======== Input for this task

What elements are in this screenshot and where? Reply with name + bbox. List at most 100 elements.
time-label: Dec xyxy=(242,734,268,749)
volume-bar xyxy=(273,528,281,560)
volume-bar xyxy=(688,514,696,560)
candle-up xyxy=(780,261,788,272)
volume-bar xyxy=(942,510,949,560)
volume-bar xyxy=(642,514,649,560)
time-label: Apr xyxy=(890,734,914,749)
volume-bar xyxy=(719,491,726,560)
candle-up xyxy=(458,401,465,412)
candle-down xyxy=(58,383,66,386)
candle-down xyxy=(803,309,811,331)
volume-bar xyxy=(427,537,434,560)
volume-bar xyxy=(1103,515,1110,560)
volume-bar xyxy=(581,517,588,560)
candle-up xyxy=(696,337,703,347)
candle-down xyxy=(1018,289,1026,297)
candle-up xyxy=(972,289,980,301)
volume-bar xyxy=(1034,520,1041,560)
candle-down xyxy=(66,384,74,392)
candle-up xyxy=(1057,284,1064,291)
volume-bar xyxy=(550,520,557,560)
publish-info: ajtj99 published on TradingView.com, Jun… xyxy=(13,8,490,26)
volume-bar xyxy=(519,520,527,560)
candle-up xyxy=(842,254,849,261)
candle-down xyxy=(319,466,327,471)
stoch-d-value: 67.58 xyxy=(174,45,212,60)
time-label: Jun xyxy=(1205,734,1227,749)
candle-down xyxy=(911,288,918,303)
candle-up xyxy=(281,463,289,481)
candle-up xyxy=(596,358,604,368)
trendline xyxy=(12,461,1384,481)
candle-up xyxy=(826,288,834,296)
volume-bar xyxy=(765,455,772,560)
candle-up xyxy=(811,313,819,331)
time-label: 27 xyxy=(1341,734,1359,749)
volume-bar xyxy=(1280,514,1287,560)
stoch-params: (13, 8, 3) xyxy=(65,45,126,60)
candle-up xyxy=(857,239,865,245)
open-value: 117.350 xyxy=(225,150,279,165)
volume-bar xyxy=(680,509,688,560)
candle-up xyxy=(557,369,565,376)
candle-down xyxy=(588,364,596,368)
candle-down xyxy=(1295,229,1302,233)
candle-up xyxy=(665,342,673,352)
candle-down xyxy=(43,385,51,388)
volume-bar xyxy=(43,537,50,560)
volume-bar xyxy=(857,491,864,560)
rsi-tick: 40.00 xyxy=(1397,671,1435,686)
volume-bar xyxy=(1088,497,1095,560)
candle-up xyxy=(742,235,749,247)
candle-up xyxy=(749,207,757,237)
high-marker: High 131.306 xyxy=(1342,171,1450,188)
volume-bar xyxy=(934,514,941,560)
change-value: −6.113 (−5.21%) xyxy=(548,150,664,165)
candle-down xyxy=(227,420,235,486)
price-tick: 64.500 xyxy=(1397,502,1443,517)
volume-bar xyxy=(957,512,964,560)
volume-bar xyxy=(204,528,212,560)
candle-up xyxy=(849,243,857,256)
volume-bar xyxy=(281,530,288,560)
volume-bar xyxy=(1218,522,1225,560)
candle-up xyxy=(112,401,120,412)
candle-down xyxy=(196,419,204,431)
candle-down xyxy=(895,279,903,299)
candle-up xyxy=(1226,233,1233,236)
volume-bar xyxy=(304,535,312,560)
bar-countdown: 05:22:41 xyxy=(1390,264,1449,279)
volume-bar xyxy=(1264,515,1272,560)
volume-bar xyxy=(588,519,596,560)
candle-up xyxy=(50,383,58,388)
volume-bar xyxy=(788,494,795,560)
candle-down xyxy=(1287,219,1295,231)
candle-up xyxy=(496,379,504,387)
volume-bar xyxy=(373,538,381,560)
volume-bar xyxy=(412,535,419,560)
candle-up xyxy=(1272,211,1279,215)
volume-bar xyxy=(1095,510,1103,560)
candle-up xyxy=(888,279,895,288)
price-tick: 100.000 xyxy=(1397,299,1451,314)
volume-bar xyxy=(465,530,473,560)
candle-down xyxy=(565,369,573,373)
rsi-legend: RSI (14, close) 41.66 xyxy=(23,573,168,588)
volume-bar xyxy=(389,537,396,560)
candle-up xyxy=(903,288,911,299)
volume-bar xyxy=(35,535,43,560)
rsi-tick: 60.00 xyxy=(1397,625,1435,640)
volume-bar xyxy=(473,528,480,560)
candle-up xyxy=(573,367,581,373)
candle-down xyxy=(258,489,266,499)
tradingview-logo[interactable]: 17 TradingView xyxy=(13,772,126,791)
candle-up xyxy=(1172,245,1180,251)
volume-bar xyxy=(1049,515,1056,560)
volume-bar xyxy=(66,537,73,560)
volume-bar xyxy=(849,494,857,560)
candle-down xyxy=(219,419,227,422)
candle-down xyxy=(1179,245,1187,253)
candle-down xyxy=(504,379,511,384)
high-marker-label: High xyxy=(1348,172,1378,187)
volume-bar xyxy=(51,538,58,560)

================

§ **What you are asked to do**: Set down every line of the stored entries above once more, character for character, with nothing changed or left out.

§ **Final result**:
What elements are in this screenshot and where? Reply with name + bbox. List at most 100 elements.
time-label: Dec xyxy=(242,734,268,749)
volume-bar xyxy=(273,528,281,560)
volume-bar xyxy=(688,514,696,560)
candle-up xyxy=(780,261,788,272)
volume-bar xyxy=(942,510,949,560)
volume-bar xyxy=(642,514,649,560)
time-label: Apr xyxy=(890,734,914,749)
volume-bar xyxy=(719,491,726,560)
candle-up xyxy=(458,401,465,412)
candle-down xyxy=(58,383,66,386)
candle-down xyxy=(803,309,811,331)
volume-bar xyxy=(427,537,434,560)
volume-bar xyxy=(1103,515,1110,560)
volume-bar xyxy=(581,517,588,560)
candle-up xyxy=(696,337,703,347)
candle-down xyxy=(1018,289,1026,297)
candle-up xyxy=(972,289,980,301)
volume-bar xyxy=(1034,520,1041,560)
candle-down xyxy=(66,384,74,392)
candle-up xyxy=(1057,284,1064,291)
volume-bar xyxy=(550,520,557,560)
publish-info: ajtj99 published on TradingView.com, Jun… xyxy=(13,8,490,26)
volume-bar xyxy=(519,520,527,560)
candle-up xyxy=(842,254,849,261)
candle-down xyxy=(319,466,327,471)
stoch-d-value: 67.58 xyxy=(174,45,212,60)
time-label: Jun xyxy=(1205,734,1227,749)
candle-down xyxy=(911,288,918,303)
candle-up xyxy=(281,463,289,481)
candle-up xyxy=(596,358,604,368)
trendline xyxy=(12,461,1384,481)
candle-up xyxy=(826,288,834,296)
volume-bar xyxy=(765,455,772,560)
candle-up xyxy=(811,313,819,331)
time-label: 27 xyxy=(1341,734,1359,749)
volume-bar xyxy=(1280,514,1287,560)
stoch-params: (13, 8, 3) xyxy=(65,45,126,60)
candle-up xyxy=(857,239,865,245)
open-value: 117.350 xyxy=(225,150,279,165)
volume-bar xyxy=(680,509,688,560)
candle-up xyxy=(557,369,565,376)
candle-down xyxy=(588,364,596,368)
candle-down xyxy=(1295,229,1302,233)
candle-up xyxy=(665,342,673,352)
candle-down xyxy=(43,385,51,388)
volume-bar xyxy=(43,537,50,560)
volume-bar xyxy=(857,491,864,560)
rsi-tick: 40.00 xyxy=(1397,671,1435,686)
volume-bar xyxy=(1088,497,1095,560)
candle-up xyxy=(742,235,749,247)
candle-up xyxy=(749,207,757,237)
high-marker: High 131.306 xyxy=(1342,171,1450,188)
volume-bar xyxy=(934,514,941,560)
change-value: −6.113 (−5.21%) xyxy=(548,150,664,165)
candle-down xyxy=(227,420,235,486)
price-tick: 64.500 xyxy=(1397,502,1443,517)
volume-bar xyxy=(957,512,964,560)
volume-bar xyxy=(204,528,212,560)
candle-up xyxy=(849,243,857,256)
volume-bar xyxy=(281,530,288,560)
volume-bar xyxy=(1218,522,1225,560)
candle-up xyxy=(112,401,120,412)
candle-down xyxy=(196,419,204,431)
candle-down xyxy=(895,279,903,299)
candle-up xyxy=(1226,233,1233,236)
volume-bar xyxy=(304,535,312,560)
bar-countdown: 05:22:41 xyxy=(1390,264,1449,279)
volume-bar xyxy=(1264,515,1272,560)
volume-bar xyxy=(588,519,596,560)
candle-up xyxy=(50,383,58,388)
volume-bar xyxy=(788,494,795,560)
candle-down xyxy=(1287,219,1295,231)
candle-up xyxy=(496,379,504,387)
volume-bar xyxy=(373,538,381,560)
volume-bar xyxy=(412,535,419,560)
candle-up xyxy=(1272,211,1279,215)
volume-bar xyxy=(1095,510,1103,560)
candle-up xyxy=(888,279,895,288)
price-tick: 100.000 xyxy=(1397,299,1451,314)
volume-bar xyxy=(465,530,473,560)
candle-down xyxy=(565,369,573,373)
rsi-legend: RSI (14, close) 41.66 xyxy=(23,573,168,588)
volume-bar xyxy=(389,537,396,560)
candle-up xyxy=(903,288,911,299)
volume-bar xyxy=(35,535,43,560)
rsi-tick: 60.00 xyxy=(1397,625,1435,640)
volume-bar xyxy=(473,528,480,560)
candle-up xyxy=(573,367,581,373)
candle-down xyxy=(258,489,266,499)
tradingview-logo[interactable]: 17 TradingView xyxy=(13,772,126,791)
candle-up xyxy=(1172,245,1180,251)
volume-bar xyxy=(1049,515,1056,560)
volume-bar xyxy=(66,537,73,560)
volume-bar xyxy=(849,494,857,560)
candle-down xyxy=(219,419,227,422)
candle-down xyxy=(1179,245,1187,253)
candle-down xyxy=(504,379,511,384)
high-marker-label: High xyxy=(1348,172,1378,187)
volume-bar xyxy=(51,538,58,560)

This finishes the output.